▸ OBJECTIVE: Write out the data again exactly, skipping every picture.

▸ DATA ENTRIES:
-----

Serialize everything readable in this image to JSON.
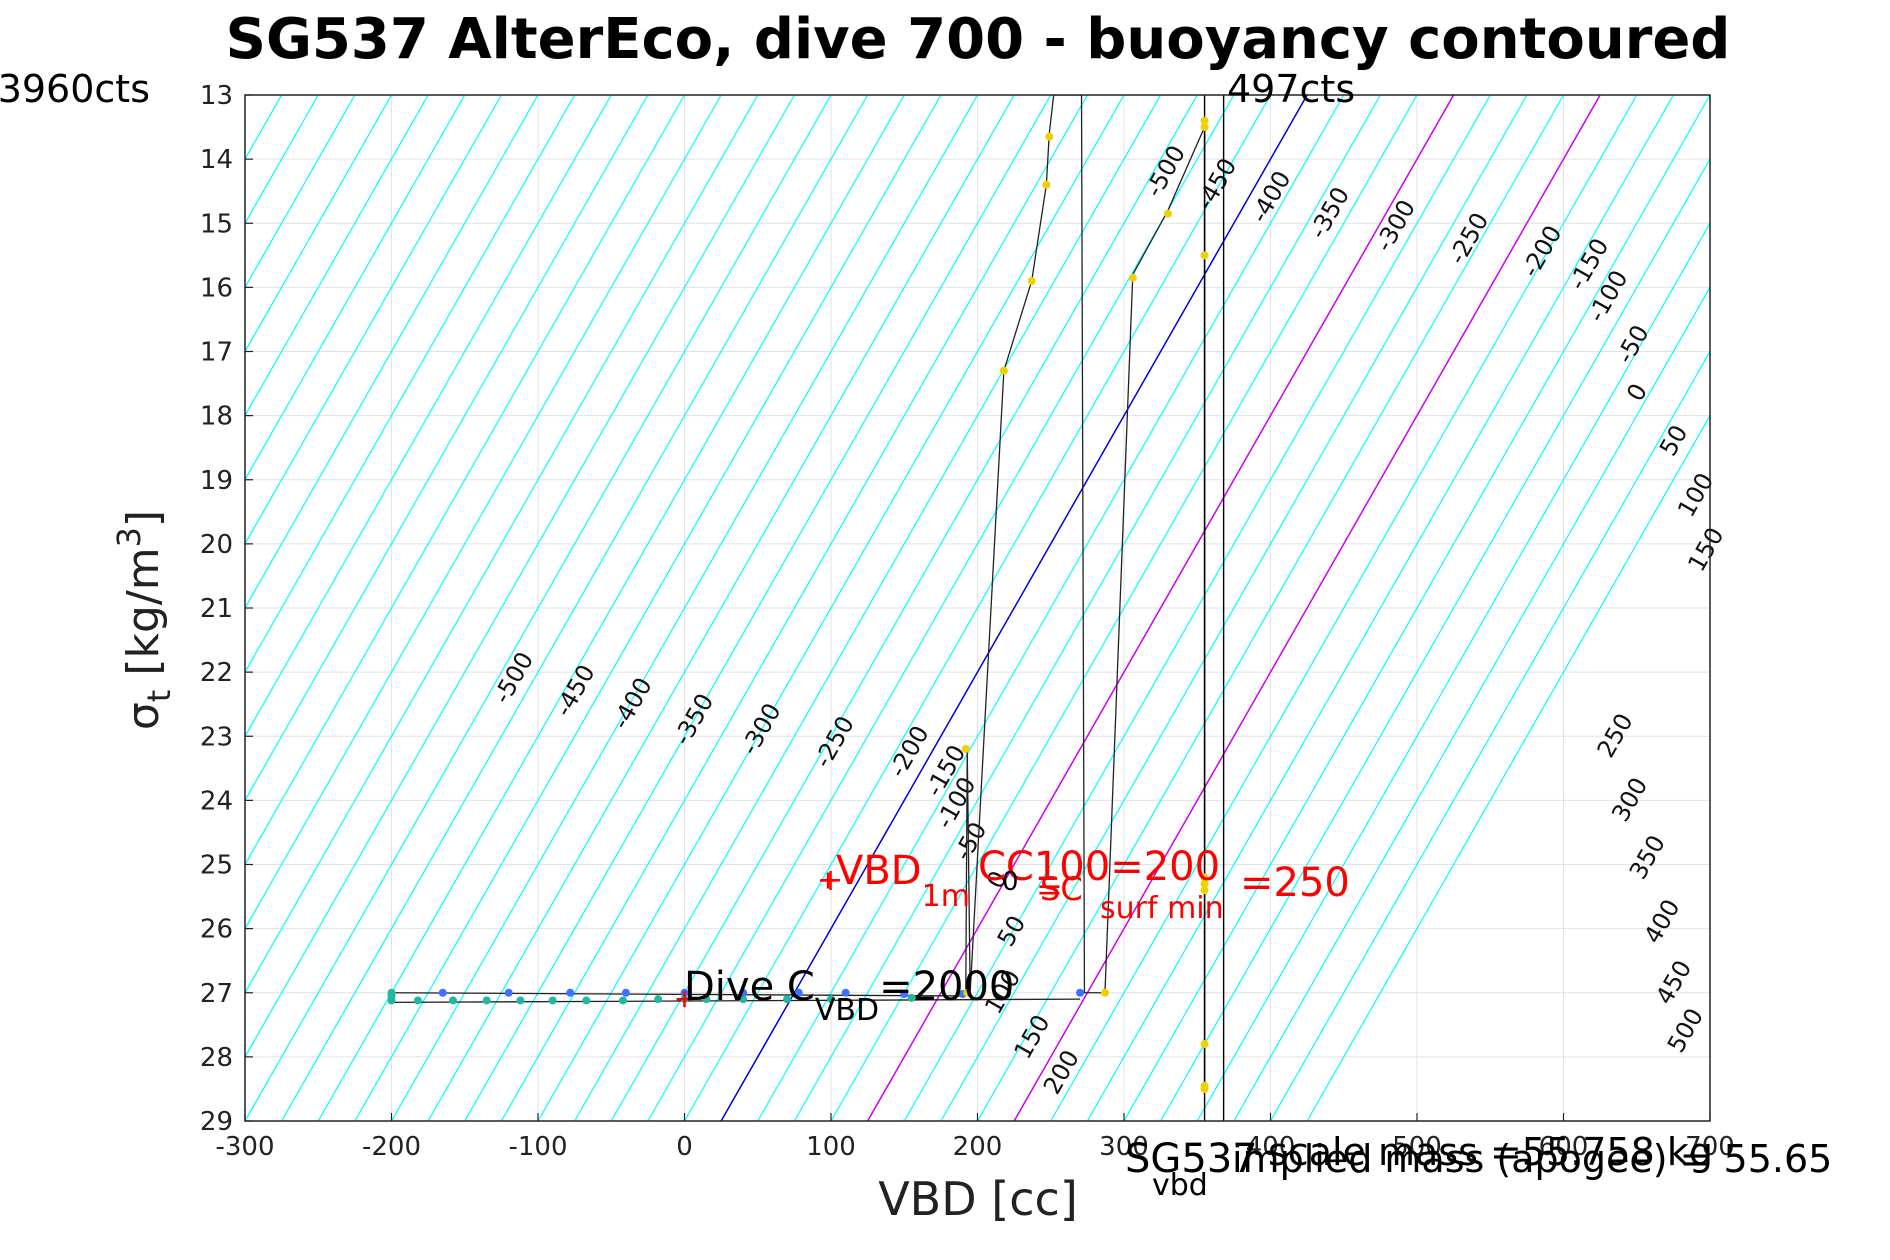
{
  "chart_data": {
    "type": "line",
    "title": "SG537 AlterEco, dive 700 - buoyancy contoured",
    "xlabel": "VBD [cc]",
    "ylabel_main": "σ",
    "ylabel_sub": "t",
    "ylabel_rest": " [kg/m",
    "ylabel_sup": "3",
    "ylabel_close": "]",
    "xlim": [
      -300,
      700
    ],
    "ylim": [
      13,
      29
    ],
    "y_reversed": true,
    "grid": true,
    "x_ticks": [
      -300,
      -200,
      -100,
      0,
      100,
      200,
      300,
      400,
      500,
      600,
      700
    ],
    "x_tick_labels": [
      "-300",
      "-200",
      "-100",
      "0",
      "100",
      "200",
      "300",
      "400",
      "500",
      "600",
      "700"
    ],
    "y_ticks": [
      13,
      14,
      15,
      16,
      17,
      18,
      19,
      20,
      21,
      22,
      23,
      24,
      25,
      26,
      27,
      28,
      29
    ],
    "y_tick_labels": [
      "13",
      "14",
      "15",
      "16",
      "17",
      "18",
      "19",
      "20",
      "21",
      "22",
      "23",
      "24",
      "25",
      "26",
      "27",
      "28",
      "29"
    ],
    "corner_labels": {
      "top_left": "3960cts",
      "top_right": "497cts"
    },
    "buoyancy_contours": {
      "slope_sigma_per_cc": 0.04,
      "zero_x_at_sigma_29": 25,
      "spacing_cc": 25,
      "offsets": [
        -1000,
        -975,
        -950,
        -925,
        -900,
        -875,
        -850,
        -825,
        -800,
        -775,
        -750,
        -725,
        -700,
        -675,
        -650,
        -625,
        -600,
        -575,
        -550,
        -525,
        -500,
        -475,
        -450,
        -425,
        -400,
        -375,
        -350,
        -325,
        -300,
        -275,
        -250,
        -225,
        -200,
        -175,
        -150,
        -125,
        -100,
        -75,
        -50,
        -25,
        0,
        25,
        50,
        75,
        100,
        125,
        150,
        175,
        200,
        225,
        250,
        275,
        300,
        325,
        350,
        375,
        400
      ],
      "color_default": "#00ffff",
      "color_zero": "#0000dd",
      "color_highlight": "#cc00ee",
      "highlight_offsets": [
        100,
        200
      ]
    },
    "contour_labels_upper": [
      "-500",
      "-450",
      "-400",
      "-350",
      "-300",
      "-250",
      "-200",
      "-150",
      "-100",
      "-50",
      "0",
      "50",
      "100",
      "150"
    ],
    "contour_labels_lower": [
      "250",
      "300",
      "350",
      "400",
      "450",
      "500"
    ],
    "contour_labels_mid": [
      "-500",
      "-450",
      "-400",
      "-350",
      "-300",
      "-250",
      "-200",
      "-150",
      "-100",
      "-50",
      "0",
      "50",
      "100",
      "150",
      "200"
    ],
    "series": [
      {
        "name": "",
        "color": "#222222",
        "x": [
          -200,
          190,
          192,
          193,
          195,
          218,
          237,
          247,
          249,
          252,
          271,
          273,
          283,
          287,
          306,
          330,
          355,
          355
        ],
        "y": [
          27.0,
          27.05,
          27.0,
          23.2,
          27.0,
          17.3,
          15.9,
          14.4,
          13.6,
          13.0,
          13.0,
          27.0,
          27.0,
          27.0,
          15.8,
          14.8,
          13.5,
          28.5
        ]
      },
      {
        "name": "",
        "color": "#222222",
        "x": [
          -200,
          270
        ],
        "y": [
          27.15,
          27.1
        ]
      },
      {
        "name": "",
        "color": "#222222",
        "x": [
          355,
          355
        ],
        "y": [
          13.5,
          28.5
        ]
      }
    ],
    "points_blue": {
      "color": "#4070ff",
      "x": [
        -165,
        -120,
        -78,
        -40,
        0,
        40,
        78,
        110,
        150,
        190,
        270
      ],
      "y": [
        27.0,
        27.0,
        27.0,
        27.0,
        27.0,
        27.0,
        27.0,
        27.0,
        27.02,
        27.02,
        27.0
      ]
    },
    "points_teal": {
      "color": "#20b8a0",
      "x": [
        -200,
        -200,
        -200,
        -182,
        -158,
        -135,
        -112,
        -90,
        -67,
        -42,
        -18,
        0,
        15,
        40,
        70,
        100,
        155
      ],
      "y": [
        27.0,
        27.05,
        27.12,
        27.12,
        27.12,
        27.12,
        27.12,
        27.12,
        27.12,
        27.12,
        27.1,
        27.1,
        27.1,
        27.1,
        27.1,
        27.1,
        27.08
      ]
    },
    "points_yellow": {
      "color": "#f0d000",
      "x": [
        192,
        193,
        218,
        237,
        247,
        249,
        287,
        306,
        330,
        355,
        355,
        355,
        355,
        355,
        355,
        355,
        355,
        355
      ],
      "y": [
        23.2,
        27.0,
        17.3,
        15.9,
        14.4,
        13.65,
        27.0,
        15.85,
        14.85,
        13.4,
        13.5,
        15.5,
        25.2,
        25.3,
        25.4,
        27.8,
        28.45,
        28.5
      ]
    },
    "vertical_lines": [
      {
        "x": 368,
        "color": "#000000"
      },
      {
        "x": 355,
        "color": "#000000"
      }
    ],
    "red_markers": [
      {
        "x": 0,
        "y": 27.1
      },
      {
        "x": 98,
        "y": 25.25
      }
    ],
    "annotations": {
      "dive_c": "Dive C",
      "dive_c_sub": "VBD",
      "dive_c_rest": "=2000",
      "vbd_1m_plus": "+",
      "vbd_1m": "VBD",
      "vbd_1m_sub": "1m",
      "cc100": "CC100=200",
      "eq_sign": "=",
      "zero_c": "0",
      "sc": "SC",
      "surf_min_sub": "surf min",
      "surf_min_val": "=250",
      "vbd_axis_sub": "vbd",
      "sg537_label": "SG537",
      "scale_mass": "scale mass =55.758 kg",
      "implied_mass": "implied mass (apogee) = 55.65"
    }
  }
}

-----

▸ THE SOLUTION:
Serialize everything readable in this image to JSON.
{
  "chart_data": {
    "type": "line",
    "title": "SG537 AlterEco, dive 700 - buoyancy contoured",
    "xlabel": "VBD [cc]",
    "ylabel_main": "σ",
    "ylabel_sub": "t",
    "ylabel_rest": " [kg/m",
    "ylabel_sup": "3",
    "ylabel_close": "]",
    "xlim": [
      -300,
      700
    ],
    "ylim": [
      13,
      29
    ],
    "y_reversed": true,
    "grid": true,
    "x_ticks": [
      -300,
      -200,
      -100,
      0,
      100,
      200,
      300,
      400,
      500,
      600,
      700
    ],
    "x_tick_labels": [
      "-300",
      "-200",
      "-100",
      "0",
      "100",
      "200",
      "300",
      "400",
      "500",
      "600",
      "700"
    ],
    "y_ticks": [
      13,
      14,
      15,
      16,
      17,
      18,
      19,
      20,
      21,
      22,
      23,
      24,
      25,
      26,
      27,
      28,
      29
    ],
    "y_tick_labels": [
      "13",
      "14",
      "15",
      "16",
      "17",
      "18",
      "19",
      "20",
      "21",
      "22",
      "23",
      "24",
      "25",
      "26",
      "27",
      "28",
      "29"
    ],
    "corner_labels": {
      "top_left": "3960cts",
      "top_right": "497cts"
    },
    "buoyancy_contours": {
      "slope_sigma_per_cc": 0.04,
      "zero_x_at_sigma_29": 25,
      "spacing_cc": 25,
      "offsets": [
        -1000,
        -975,
        -950,
        -925,
        -900,
        -875,
        -850,
        -825,
        -800,
        -775,
        -750,
        -725,
        -700,
        -675,
        -650,
        -625,
        -600,
        -575,
        -550,
        -525,
        -500,
        -475,
        -450,
        -425,
        -400,
        -375,
        -350,
        -325,
        -300,
        -275,
        -250,
        -225,
        -200,
        -175,
        -150,
        -125,
        -100,
        -75,
        -50,
        -25,
        0,
        25,
        50,
        75,
        100,
        125,
        150,
        175,
        200,
        225,
        250,
        275,
        300,
        325,
        350,
        375,
        400
      ],
      "color_default": "#00ffff",
      "color_zero": "#0000dd",
      "color_highlight": "#cc00ee",
      "highlight_offsets": [
        100,
        200
      ]
    },
    "contour_labels_upper": [
      "-500",
      "-450",
      "-400",
      "-350",
      "-300",
      "-250",
      "-200",
      "-150",
      "-100",
      "-50",
      "0",
      "50",
      "100",
      "150"
    ],
    "contour_labels_lower": [
      "250",
      "300",
      "350",
      "400",
      "450",
      "500"
    ],
    "contour_labels_mid": [
      "-500",
      "-450",
      "-400",
      "-350",
      "-300",
      "-250",
      "-200",
      "-150",
      "-100",
      "-50",
      "0",
      "50",
      "100",
      "150",
      "200"
    ],
    "series": [
      {
        "name": "",
        "color": "#222222",
        "x": [
          -200,
          190,
          192,
          193,
          195,
          218,
          237,
          247,
          249,
          252,
          271,
          273,
          283,
          287,
          306,
          330,
          355,
          355
        ],
        "y": [
          27.0,
          27.05,
          27.0,
          23.2,
          27.0,
          17.3,
          15.9,
          14.4,
          13.6,
          13.0,
          13.0,
          27.0,
          27.0,
          27.0,
          15.8,
          14.8,
          13.5,
          28.5
        ]
      },
      {
        "name": "",
        "color": "#222222",
        "x": [
          -200,
          270
        ],
        "y": [
          27.15,
          27.1
        ]
      },
      {
        "name": "",
        "color": "#222222",
        "x": [
          355,
          355
        ],
        "y": [
          13.5,
          28.5
        ]
      }
    ],
    "points_blue": {
      "color": "#4070ff",
      "x": [
        -165,
        -120,
        -78,
        -40,
        0,
        40,
        78,
        110,
        150,
        190,
        270
      ],
      "y": [
        27.0,
        27.0,
        27.0,
        27.0,
        27.0,
        27.0,
        27.0,
        27.0,
        27.02,
        27.02,
        27.0
      ]
    },
    "points_teal": {
      "color": "#20b8a0",
      "x": [
        -200,
        -200,
        -200,
        -182,
        -158,
        -135,
        -112,
        -90,
        -67,
        -42,
        -18,
        0,
        15,
        40,
        70,
        100,
        155
      ],
      "y": [
        27.0,
        27.05,
        27.12,
        27.12,
        27.12,
        27.12,
        27.12,
        27.12,
        27.12,
        27.12,
        27.1,
        27.1,
        27.1,
        27.1,
        27.1,
        27.1,
        27.08
      ]
    },
    "points_yellow": {
      "color": "#f0d000",
      "x": [
        192,
        193,
        218,
        237,
        247,
        249,
        287,
        306,
        330,
        355,
        355,
        355,
        355,
        355,
        355,
        355,
        355,
        355
      ],
      "y": [
        23.2,
        27.0,
        17.3,
        15.9,
        14.4,
        13.65,
        27.0,
        15.85,
        14.85,
        13.4,
        13.5,
        15.5,
        25.2,
        25.3,
        25.4,
        27.8,
        28.45,
        28.5
      ]
    },
    "vertical_lines": [
      {
        "x": 368,
        "color": "#000000"
      },
      {
        "x": 355,
        "color": "#000000"
      }
    ],
    "red_markers": [
      {
        "x": 0,
        "y": 27.1
      },
      {
        "x": 98,
        "y": 25.25
      }
    ],
    "annotations": {
      "dive_c": "Dive C",
      "dive_c_sub": "VBD",
      "dive_c_rest": "=2000",
      "vbd_1m_plus": "+",
      "vbd_1m": "VBD",
      "vbd_1m_sub": "1m",
      "cc100": "CC100=200",
      "eq_sign": "=",
      "zero_c": "0",
      "sc": "SC",
      "surf_min_sub": "surf min",
      "surf_min_val": "=250",
      "vbd_axis_sub": "vbd",
      "sg537_label": "SG537",
      "scale_mass": "scale mass =55.758 kg",
      "implied_mass": "implied mass (apogee) = 55.65"
    }
  }
}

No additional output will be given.